Source passage:
Fig. 1. Inner ship structure of the bottom structure. Deformable structure is applied

Fig. 2. The conical indenter for grounding analysis.

3.2. Grounding configuration

Grounding is assumed as a contact between the bottom structure and a conical indenter. Initial distance of two entities is determined to be 0.1 m in longitudinal direction ( x-axis ). Position of the indenter is varied in vertical direction ( z-axis ) which a gap 0.25 m in height and fully parallel on the lower part of the bottom structure and indenter. Both positions are denoted as Position 1 and Position 2 consecutively and set on the grounding scenarios. The conical indenter is given a velocity 10 m/s to move to three target components, namely center girder, side girder and inner shell. In the end of model, the shell is restrained and bottom structure is set to be fix in the centerline during grounding.

4. Results and discussion

This section presents simulation results of several scenarios calculated by the finite element method. Discussions are addressed into two subjects regarding the sequence of structural failure and responses of the bottom structure during penetration of the indenter during grounding.

Material:
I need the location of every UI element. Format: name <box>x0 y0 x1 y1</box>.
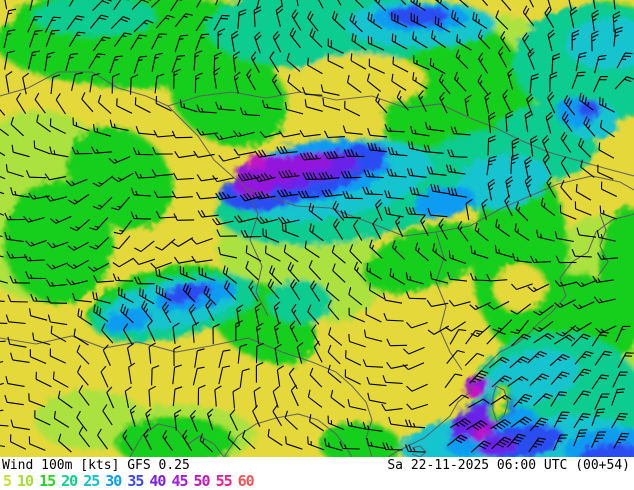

Challenge 1:
In the ship grounding passage, what velocity is the conical indenter given?
Challenge 2:
Write the next part of the ship grounding passage, picking up right after its last sentence.

Result 1:
10 m/s

Result 2:
4.1. Structural failure during grounding

In grounding, the indenter was set to three different targets on the bottom structure. An evaluation to each target strength is performed which indicates that the center girder produced the highest energy. The internal energy (Fig. 3) was taken as consideration to represent energy which was used to crush the target component and surrounding in impact. Similar trend was shared for three targets approximately until 0.05 s. After passing through this time, the center girder produced higher energy than side girder and inner shell which continued until the end of simulation time. Considering impact time, longer similarity was shown by the side girder and inner shell until 0.125 s. These components had similar thickness, but geometry near each component was quite distinct. Surrounding the side girder was strengthened by the longitudinal stiffener on the bottom plate which was similar with the center girder. In other hand, the inner shell connected to the transverse frame which connected the outer and inner shells. In the end of penetration, the results can be concluded that the inner shell has better capability to resist the indenter.